**WHAT IS ASKED:**
Exactly repeat all the records below, omitting the images they hold.
─── SUPPLIED INFORMATION
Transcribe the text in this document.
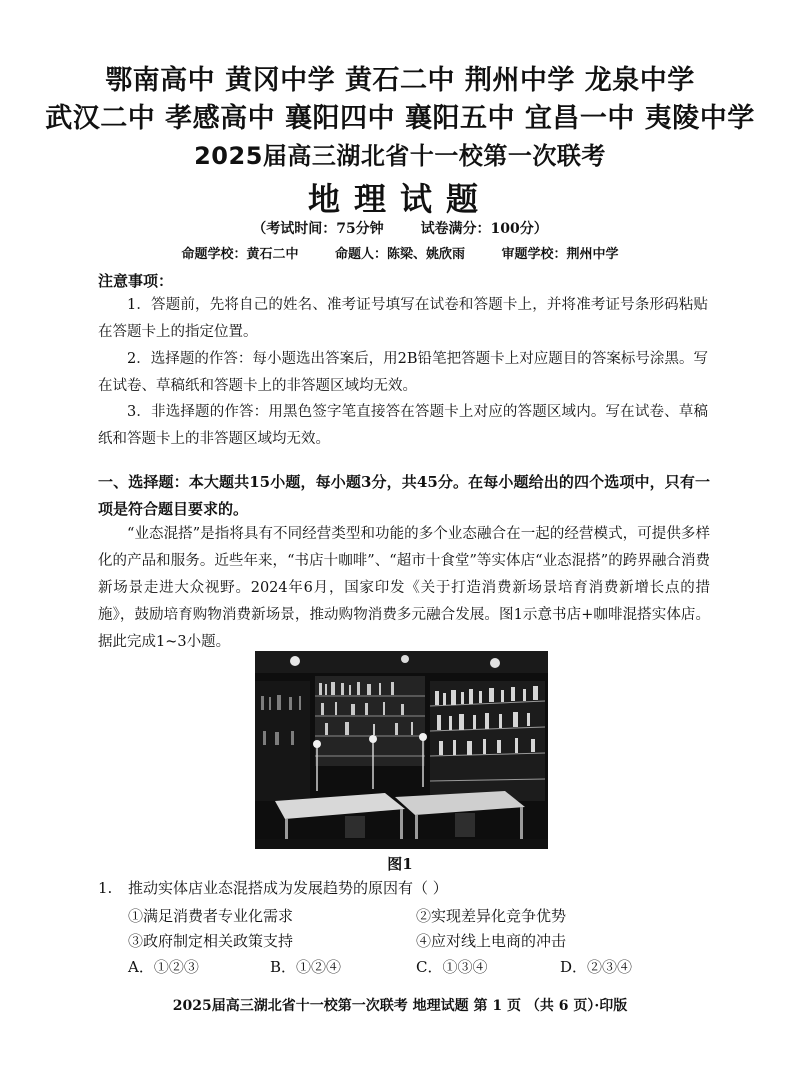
鄂南高中 黄冈中学 黄石二中 荆州中学 龙泉中学
武汉二中 孝感高中 襄阳四中 襄阳五中 宜昌一中 夷陵中学
2025届高三湖北省十一校第一次联考
地理试题
（考试时间：75分钟	试卷满分：100分）
命题学校：黄石二中	命题人：陈梁、姚欣雨	审题学校：荆州中学
注意事项：

1．答题前，先将自己的姓名、准考证号填写在试卷和答题卡上，并将准考证号条形码粘贴在答题卡上的指定位置。

2．选择题的作答：每小题选出答案后，用2B铅笔把答题卡上对应题目的答案标号涂黑。写在试卷、草稿纸和答题卡上的非答题区域均无效。

3．非选择题的作答：用黑色签字笔直接答在答题卡上对应的答题区域内。写在试卷、草稿纸和答题卡上的非答题区域均无效。

一、选择题：本大题共15小题，每小题3分，共45分。在每小题给出的四个选项中，只有一项是符合题目要求的。

“业态混搭”是指将具有不同经营类型和功能的多个业态融合在一起的经营模式，可提供多样化的产品和服务。近些年来，“书店十咖啡”、“超市十食堂”等实体店“业态混搭”的跨界融合消费新场景走进大众视野。2024年6月，国家印发《关于打造消费新场景培育消费新增长点的措施》，鼓励培育购物消费新场景，推动购物消费多元融合发展。图1示意书店+咖啡混搭实体店。据此完成1~3小题。

图1
1. 推动实体店业态混搭成为发展趋势的原因有（ ）
①满足消费者专业化需求	②实现差异化竞争优势
③政府制定相关政策支持	④应对线上电商的冲击
A．①②③	B．①②④	C．①③④	D．②③④
2025届高三湖北省十一校第一次联考 地理试题 第 1 页 （共 6 页）·印版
──────
**RESULT OF THE TASK:**
Transcribe the text in this document.
鄂南高中 黄冈中学 黄石二中 荆州中学 龙泉中学
武汉二中 孝感高中 襄阳四中 襄阳五中 宜昌一中 夷陵中学
2025届高三湖北省十一校第一次联考
地理试题
（考试时间：75分钟	试卷满分：100分）
命题学校：黄石二中	命题人：陈梁、姚欣雨	审题学校：荆州中学
注意事项：

1．答题前，先将自己的姓名、准考证号填写在试卷和答题卡上，并将准考证号条形码粘贴在答题卡上的指定位置。

2．选择题的作答：每小题选出答案后，用2B铅笔把答题卡上对应题目的答案标号涂黑。写在试卷、草稿纸和答题卡上的非答题区域均无效。

3．非选择题的作答：用黑色签字笔直接答在答题卡上对应的答题区域内。写在试卷、草稿纸和答题卡上的非答题区域均无效。

一、选择题：本大题共15小题，每小题3分，共45分。在每小题给出的四个选项中，只有一项是符合题目要求的。

“业态混搭”是指将具有不同经营类型和功能的多个业态融合在一起的经营模式，可提供多样化的产品和服务。近些年来，“书店十咖啡”、“超市十食堂”等实体店“业态混搭”的跨界融合消费新场景走进大众视野。2024年6月，国家印发《关于打造消费新场景培育消费新增长点的措施》，鼓励培育购物消费新场景，推动购物消费多元融合发展。图1示意书店+咖啡混搭实体店。据此完成1~3小题。

图1
1. 推动实体店业态混搭成为发展趋势的原因有（ ）
①满足消费者专业化需求	②实现差异化竞争优势
③政府制定相关政策支持	④应对线上电商的冲击
A．①②③	B．①②④	C．①③④	D．②③④
2025届高三湖北省十一校第一次联考 地理试题 第 1 页 （共 6 页）·印版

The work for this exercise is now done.